(Dataset rows)
[START]

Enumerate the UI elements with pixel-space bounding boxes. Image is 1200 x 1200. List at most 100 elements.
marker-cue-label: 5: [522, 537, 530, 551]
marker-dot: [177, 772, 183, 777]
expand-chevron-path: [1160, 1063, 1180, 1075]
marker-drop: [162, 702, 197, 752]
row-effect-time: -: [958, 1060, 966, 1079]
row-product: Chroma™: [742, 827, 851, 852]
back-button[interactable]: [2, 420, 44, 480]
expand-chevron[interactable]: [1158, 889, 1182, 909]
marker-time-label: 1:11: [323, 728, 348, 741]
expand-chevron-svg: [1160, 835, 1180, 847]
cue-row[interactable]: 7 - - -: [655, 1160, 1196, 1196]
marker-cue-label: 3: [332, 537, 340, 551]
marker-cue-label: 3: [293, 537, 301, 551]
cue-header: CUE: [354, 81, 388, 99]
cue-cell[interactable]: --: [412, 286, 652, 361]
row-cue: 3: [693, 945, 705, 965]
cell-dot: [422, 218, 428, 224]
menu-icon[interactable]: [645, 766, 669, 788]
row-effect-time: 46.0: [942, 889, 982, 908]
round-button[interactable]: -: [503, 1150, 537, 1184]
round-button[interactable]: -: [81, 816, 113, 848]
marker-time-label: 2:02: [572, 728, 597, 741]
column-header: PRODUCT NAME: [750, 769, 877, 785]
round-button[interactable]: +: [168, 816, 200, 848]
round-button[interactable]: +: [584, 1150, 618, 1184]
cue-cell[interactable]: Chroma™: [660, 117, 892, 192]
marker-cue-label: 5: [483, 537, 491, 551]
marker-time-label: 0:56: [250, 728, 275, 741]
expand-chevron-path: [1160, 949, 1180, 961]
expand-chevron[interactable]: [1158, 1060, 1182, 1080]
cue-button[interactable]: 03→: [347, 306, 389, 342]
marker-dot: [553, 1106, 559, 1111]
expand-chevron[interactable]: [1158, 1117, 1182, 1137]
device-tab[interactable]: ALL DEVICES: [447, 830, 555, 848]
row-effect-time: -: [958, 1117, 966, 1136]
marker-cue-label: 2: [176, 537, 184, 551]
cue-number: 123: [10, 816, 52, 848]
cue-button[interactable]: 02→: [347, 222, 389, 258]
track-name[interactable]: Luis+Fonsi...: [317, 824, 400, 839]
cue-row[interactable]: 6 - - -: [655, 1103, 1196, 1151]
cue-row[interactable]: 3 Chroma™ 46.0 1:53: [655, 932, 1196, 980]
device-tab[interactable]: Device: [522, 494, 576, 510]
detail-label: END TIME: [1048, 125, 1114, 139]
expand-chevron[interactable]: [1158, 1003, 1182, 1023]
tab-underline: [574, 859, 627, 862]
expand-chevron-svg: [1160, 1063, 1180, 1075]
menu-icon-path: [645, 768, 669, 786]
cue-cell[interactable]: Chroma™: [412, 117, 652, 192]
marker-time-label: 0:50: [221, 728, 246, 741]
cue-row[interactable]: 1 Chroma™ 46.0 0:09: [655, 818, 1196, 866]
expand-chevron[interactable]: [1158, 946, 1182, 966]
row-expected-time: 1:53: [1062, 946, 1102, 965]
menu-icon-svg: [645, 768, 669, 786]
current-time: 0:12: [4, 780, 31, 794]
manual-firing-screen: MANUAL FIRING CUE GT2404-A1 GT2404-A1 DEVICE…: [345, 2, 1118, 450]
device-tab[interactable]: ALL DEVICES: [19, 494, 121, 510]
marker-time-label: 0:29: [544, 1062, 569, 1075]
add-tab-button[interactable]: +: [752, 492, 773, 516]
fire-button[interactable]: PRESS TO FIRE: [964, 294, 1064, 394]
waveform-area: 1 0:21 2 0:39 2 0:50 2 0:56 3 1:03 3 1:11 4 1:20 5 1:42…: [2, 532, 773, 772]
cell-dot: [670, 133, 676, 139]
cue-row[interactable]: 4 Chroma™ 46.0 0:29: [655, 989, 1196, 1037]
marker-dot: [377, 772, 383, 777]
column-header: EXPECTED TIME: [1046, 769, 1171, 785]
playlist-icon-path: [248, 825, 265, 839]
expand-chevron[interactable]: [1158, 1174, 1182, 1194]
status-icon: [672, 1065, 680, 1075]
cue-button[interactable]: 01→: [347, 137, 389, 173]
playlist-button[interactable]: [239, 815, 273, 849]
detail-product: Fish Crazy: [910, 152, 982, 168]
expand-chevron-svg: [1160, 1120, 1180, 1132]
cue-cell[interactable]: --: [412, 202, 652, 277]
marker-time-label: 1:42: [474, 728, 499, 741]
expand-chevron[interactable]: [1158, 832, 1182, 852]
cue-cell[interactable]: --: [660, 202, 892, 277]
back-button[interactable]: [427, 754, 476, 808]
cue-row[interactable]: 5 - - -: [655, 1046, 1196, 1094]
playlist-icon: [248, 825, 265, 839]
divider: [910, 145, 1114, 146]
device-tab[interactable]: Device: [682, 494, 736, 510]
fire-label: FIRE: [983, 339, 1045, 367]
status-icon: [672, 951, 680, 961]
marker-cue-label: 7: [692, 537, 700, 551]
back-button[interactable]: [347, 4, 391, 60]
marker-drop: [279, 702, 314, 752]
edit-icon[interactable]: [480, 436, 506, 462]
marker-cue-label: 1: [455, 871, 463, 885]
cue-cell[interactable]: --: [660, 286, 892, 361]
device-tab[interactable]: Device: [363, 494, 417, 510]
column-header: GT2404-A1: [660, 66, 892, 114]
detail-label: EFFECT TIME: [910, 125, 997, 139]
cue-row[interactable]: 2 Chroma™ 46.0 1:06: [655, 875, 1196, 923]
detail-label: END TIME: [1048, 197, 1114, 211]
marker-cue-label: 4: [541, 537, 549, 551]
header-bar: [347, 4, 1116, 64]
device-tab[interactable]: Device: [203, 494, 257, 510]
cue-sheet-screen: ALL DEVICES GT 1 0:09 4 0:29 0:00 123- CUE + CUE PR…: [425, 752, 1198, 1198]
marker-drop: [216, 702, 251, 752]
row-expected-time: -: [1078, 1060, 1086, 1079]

[END]

THE EXERCISE -
Can you update the rows above so that every "marker-cue-label" becomes "cue-marker-label", with nothing else changed?

THE RESPONSE -
Enumerate the UI elements with pixel-space bounding boxes. Image is 1200 x 1200. List at most 100 elements.
cue-marker-label: 5: [522, 537, 530, 551]
marker-dot: [177, 772, 183, 777]
expand-chevron-path: [1160, 1063, 1180, 1075]
marker-drop: [162, 702, 197, 752]
row-effect-time: -: [958, 1060, 966, 1079]
row-product: Chroma™: [742, 827, 851, 852]
back-button[interactable]: [2, 420, 44, 480]
expand-chevron[interactable]: [1158, 889, 1182, 909]
marker-time-label: 1:11: [323, 728, 348, 741]
expand-chevron-svg: [1160, 835, 1180, 847]
cue-row[interactable]: 7 - - -: [655, 1160, 1196, 1196]
cue-marker-label: 3: [332, 537, 340, 551]
cue-marker-label: 3: [293, 537, 301, 551]
cue-header: CUE: [354, 81, 388, 99]
cue-cell[interactable]: --: [412, 286, 652, 361]
row-cue: 3: [693, 945, 705, 965]
cell-dot: [422, 218, 428, 224]
menu-icon[interactable]: [645, 766, 669, 788]
row-effect-time: 46.0: [942, 889, 982, 908]
round-button[interactable]: -: [503, 1150, 537, 1184]
round-button[interactable]: -: [81, 816, 113, 848]
marker-time-label: 2:02: [572, 728, 597, 741]
column-header: PRODUCT NAME: [750, 769, 877, 785]
round-button[interactable]: +: [168, 816, 200, 848]
round-button[interactable]: +: [584, 1150, 618, 1184]
cue-cell[interactable]: Chroma™: [660, 117, 892, 192]
cue-marker-label: 5: [483, 537, 491, 551]
marker-time-label: 0:56: [250, 728, 275, 741]
expand-chevron-path: [1160, 949, 1180, 961]
expand-chevron[interactable]: [1158, 1060, 1182, 1080]
cue-button[interactable]: 03→: [347, 306, 389, 342]
marker-dot: [553, 1106, 559, 1111]
expand-chevron[interactable]: [1158, 1117, 1182, 1137]
device-tab[interactable]: ALL DEVICES: [447, 830, 555, 848]
row-effect-time: -: [958, 1117, 966, 1136]
cue-marker-label: 2: [176, 537, 184, 551]
cue-number: 123: [10, 816, 52, 848]
cue-button[interactable]: 02→: [347, 222, 389, 258]
track-name[interactable]: Luis+Fonsi...: [317, 824, 400, 839]
cue-row[interactable]: 6 - - -: [655, 1103, 1196, 1151]
cue-row[interactable]: 3 Chroma™ 46.0 1:53: [655, 932, 1196, 980]
device-tab[interactable]: Device: [522, 494, 576, 510]
detail-label: END TIME: [1048, 125, 1114, 139]
expand-chevron[interactable]: [1158, 1003, 1182, 1023]
tab-underline: [574, 859, 627, 862]
expand-chevron-svg: [1160, 1063, 1180, 1075]
menu-icon-path: [645, 768, 669, 786]
cue-cell[interactable]: Chroma™: [412, 117, 652, 192]
marker-time-label: 0:50: [221, 728, 246, 741]
cue-row[interactable]: 1 Chroma™ 46.0 0:09: [655, 818, 1196, 866]
expand-chevron[interactable]: [1158, 946, 1182, 966]
row-expected-time: 1:53: [1062, 946, 1102, 965]
menu-icon-svg: [645, 768, 669, 786]
current-time: 0:12: [4, 780, 31, 794]
manual-firing-screen: MANUAL FIRING CUE GT2404-A1 GT2404-A1 DEVICE…: [345, 2, 1118, 450]
device-tab[interactable]: ALL DEVICES: [19, 494, 121, 510]
marker-time-label: 0:29: [544, 1062, 569, 1075]
add-tab-button[interactable]: +: [752, 492, 773, 516]
fire-button[interactable]: PRESS TO FIRE: [964, 294, 1064, 394]
waveform-area: 1 0:21 2 0:39 2 0:50 2 0:56 3 1:03 3 1:11 4 1:20 5 1:42…: [2, 532, 773, 772]
cell-dot: [670, 133, 676, 139]
cue-row[interactable]: 4 Chroma™ 46.0 0:29: [655, 989, 1196, 1037]
marker-dot: [377, 772, 383, 777]
column-header: EXPECTED TIME: [1046, 769, 1171, 785]
playlist-icon-path: [248, 825, 265, 839]
expand-chevron[interactable]: [1158, 1174, 1182, 1194]
status-icon: [672, 1065, 680, 1075]
cue-button[interactable]: 01→: [347, 137, 389, 173]
playlist-button[interactable]: [239, 815, 273, 849]
detail-product: Fish Crazy: [910, 152, 982, 168]
expand-chevron-svg: [1160, 1120, 1180, 1132]
cue-cell[interactable]: --: [412, 202, 652, 277]
marker-time-label: 1:42: [474, 728, 499, 741]
expand-chevron[interactable]: [1158, 832, 1182, 852]
cue-cell[interactable]: --: [660, 202, 892, 277]
back-button[interactable]: [427, 754, 476, 808]
cue-row[interactable]: 5 - - -: [655, 1046, 1196, 1094]
playlist-icon: [248, 825, 265, 839]
divider: [910, 145, 1114, 146]
device-tab[interactable]: Device: [682, 494, 736, 510]
fire-label: FIRE: [983, 339, 1045, 367]
status-icon: [672, 951, 680, 961]
cue-marker-label: 7: [692, 537, 700, 551]
back-button[interactable]: [347, 4, 391, 60]
marker-drop: [279, 702, 314, 752]
edit-icon[interactable]: [480, 436, 506, 462]
cue-marker-label: 1: [455, 871, 463, 885]
cue-cell[interactable]: --: [660, 286, 892, 361]
device-tab[interactable]: Device: [363, 494, 417, 510]
column-header: GT2404-A1: [660, 66, 892, 114]
detail-label: EFFECT TIME: [910, 125, 997, 139]
cue-row[interactable]: 2 Chroma™ 46.0 1:06: [655, 875, 1196, 923]
detail-label: END TIME: [1048, 197, 1114, 211]
cue-marker-label: 4: [541, 537, 549, 551]
header-bar: [347, 4, 1116, 64]
device-tab[interactable]: Device: [203, 494, 257, 510]
cue-sheet-screen: ALL DEVICES GT 1 0:09 4 0:29 0:00 123- CUE + CUE PR…: [425, 752, 1198, 1198]
marker-drop: [216, 702, 251, 752]
row-expected-time: -: [1078, 1060, 1086, 1079]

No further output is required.